» **Problem**
State the number of lines that contain the word "مدیر", and add nothing else.

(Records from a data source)
────────────────
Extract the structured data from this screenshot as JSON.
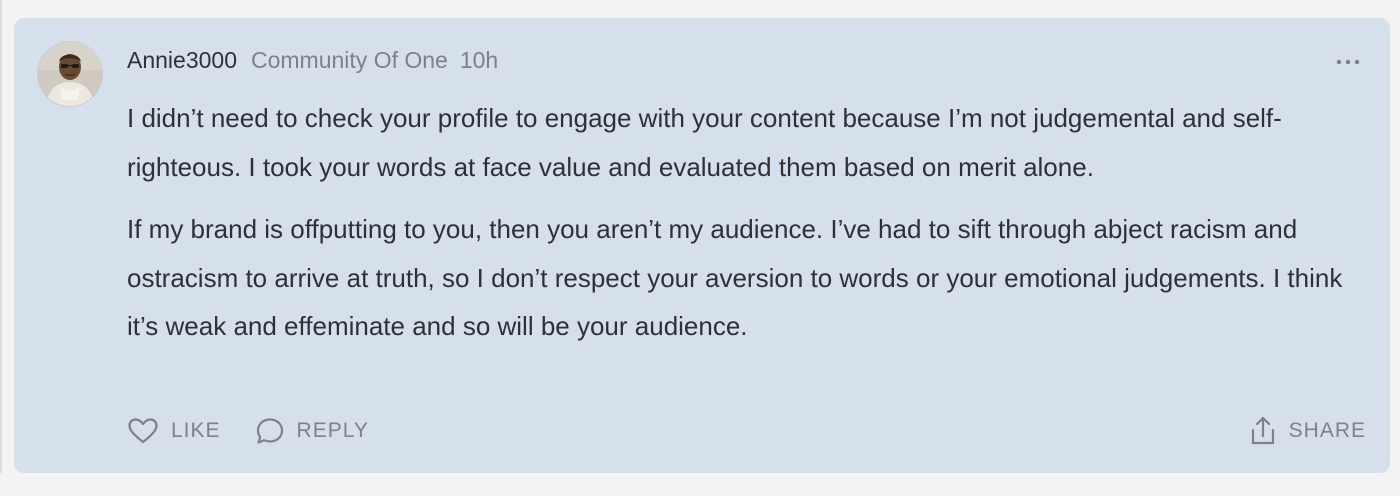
{
  "comment": {
    "author": "Annie3000",
    "community": "Community Of One",
    "time": "10h",
    "paragraphs": [
      "I didn’t need to check your profile to engage with your content because I’m not judgemental and self-righteous. I took your words at face value and evaluated them based on merit alone.",
      "If my brand is offputting to you, then you aren’t my audience. I’ve had to sift through abject racism and ostracism to arrive at truth, so I don’t respect your aversion to words or your emotional judgements. I think it’s weak and effeminate and so will be your audience."
    ],
    "actions": {
      "like": "LIKE",
      "reply": "REPLY",
      "share": "SHARE"
    },
    "icons": {
      "avatar": "avatar-photo",
      "more": "more-dots-icon",
      "like": "heart-icon",
      "reply": "speech-bubble-icon",
      "share": "share-upload-icon"
    }
  },
  "colors": {
    "card_background": "#d6e0ec",
    "page_background": "#f3f3f3",
    "text": "#2f3136",
    "muted": "#7d8188"
  }
}
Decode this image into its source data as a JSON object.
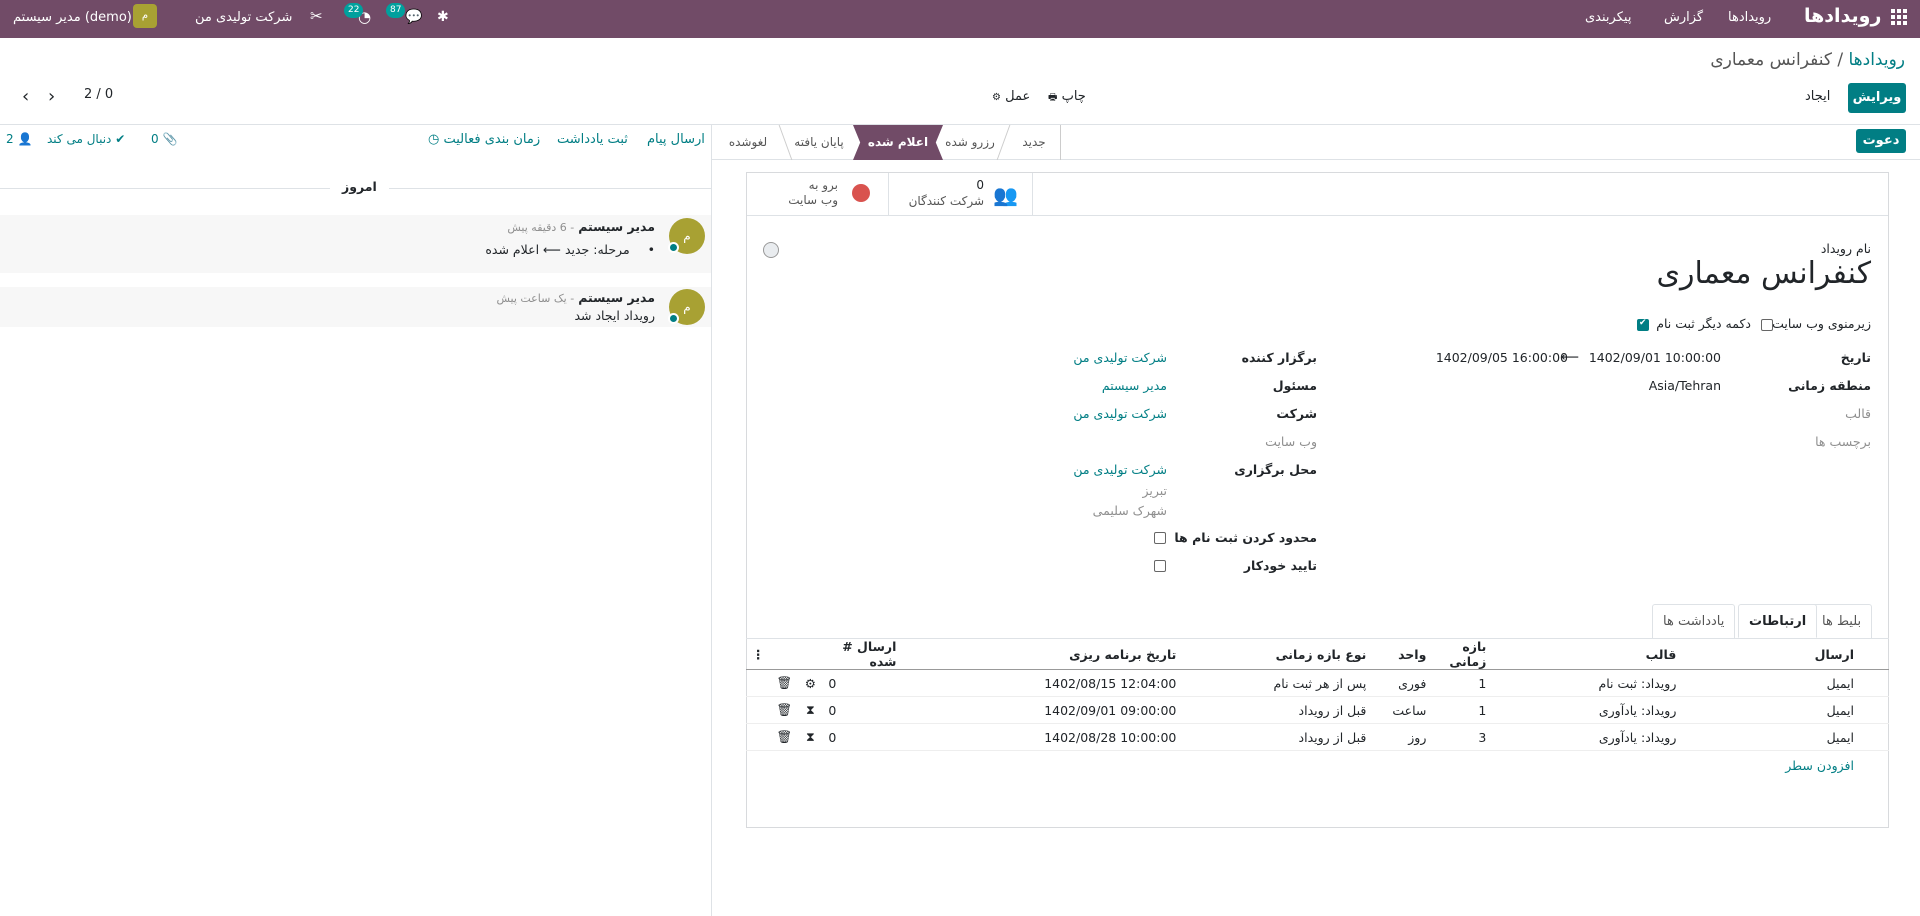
{
  "navbar": {
    "app_name": "رویدادها",
    "menu": [
      "رویدادها",
      "گزارش",
      "پیکربندی"
    ],
    "company": "شرکت تولیدی من",
    "user": "مدیر سیستم (demo)",
    "user_initial": "م",
    "chat_count": "87",
    "activity_count": "22"
  },
  "breadcrumb": {
    "parent": "رویدادها",
    "separator": "/",
    "current": "کنفرانس معماری"
  },
  "actions": {
    "edit": "ویرایش",
    "create": "ایجاد",
    "print": "چاپ",
    "action": "عمل"
  },
  "pager": {
    "value": "2 / 0"
  },
  "statusbar": {
    "invite_button": "دعوت",
    "stages": [
      "جدید",
      "رزرو شده",
      "اعلام شده",
      "پایان یافته",
      "لغوشده"
    ],
    "active_stage": "اعلام شده"
  },
  "smart_buttons": {
    "attendees_count": "0",
    "attendees_label": "شرکت کنندگان",
    "website_line1": "برو به",
    "website_line2": "وب سایت"
  },
  "form": {
    "name_label": "نام رویداد",
    "name": "کنفرانس معماری",
    "website_submenu_label": "زیرمنوی وب سایت",
    "register_button_label": "دکمه دیگر ثبت نام",
    "date_label": "تاریخ",
    "date_start": "1402/09/01 10:00:00",
    "date_arrow": "⟵",
    "date_end": "1402/09/05 16:00:00",
    "tz_label": "منطقه زمانی",
    "tz": "Asia/Tehran",
    "template_label": "قالب",
    "tags_label": "برچسب ها",
    "organizer_label": "برگزار کننده",
    "organizer": "شرکت تولیدی من",
    "responsible_label": "مسئول",
    "responsible": "مدیر سیستم",
    "company_label": "شرکت",
    "company": "شرکت تولیدی من",
    "website_label": "وب سایت",
    "venue_label": "محل برگزاری",
    "venue_name": "شرکت تولیدی من",
    "venue_city": "تبریز",
    "venue_district": "شهرک سلیمی",
    "limit_label": "محدود کردن ثبت نام ها",
    "auto_confirm_label": "تایید خودکار"
  },
  "tabs": [
    "بلیط ها",
    "ارتباطات",
    "یادداشت ها"
  ],
  "active_tab": "ارتباطات",
  "mail_table": {
    "headers": [
      "ارسال",
      "قالب",
      "بازه زمانی",
      "واحد",
      "نوع بازه زمانی",
      "تاریخ برنامه ریزی",
      "# ارسال شده"
    ],
    "rows": [
      {
        "send": "ایمیل",
        "template": "رویداد: ثبت نام",
        "interval": "1",
        "unit": "فوری",
        "type": "پس از هر ثبت نام",
        "date": "1402/08/15 12:04:00",
        "sent": "0",
        "status_icon": "gears-icon"
      },
      {
        "send": "ایمیل",
        "template": "رویداد: یادآوری",
        "interval": "1",
        "unit": "ساعت",
        "type": "قبل از رویداد",
        "date": "1402/09/01 09:00:00",
        "sent": "0",
        "status_icon": "hourglass-icon"
      },
      {
        "send": "ایمیل",
        "template": "رویداد: یادآوری",
        "interval": "3",
        "unit": "روز",
        "type": "قبل از رویداد",
        "date": "1402/08/28 10:00:00",
        "sent": "0",
        "status_icon": "hourglass-icon"
      }
    ],
    "add_line": "افزودن سطر"
  },
  "chatter": {
    "send_message": "ارسال پیام",
    "log_note": "ثبت یادداشت",
    "schedule_activity": "زمان بندی فعالیت",
    "attachments_count": "0",
    "following": "دنبال می کند",
    "followers_count": "2",
    "today": "امروز",
    "messages": [
      {
        "author": "مدیر سیستم",
        "time": "- 6 دقیقه پیش",
        "tracking_label": "مرحله:",
        "old": "جدید",
        "arrow": "⟵",
        "new": "اعلام شده"
      },
      {
        "author": "مدیر سیستم",
        "time": "- یک ساعت پیش",
        "body": "رویداد ایجاد شد"
      }
    ]
  },
  "colors": {
    "brand": "#714b67",
    "accent": "#017e84"
  }
}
────────────────
» **Exercise solution**
4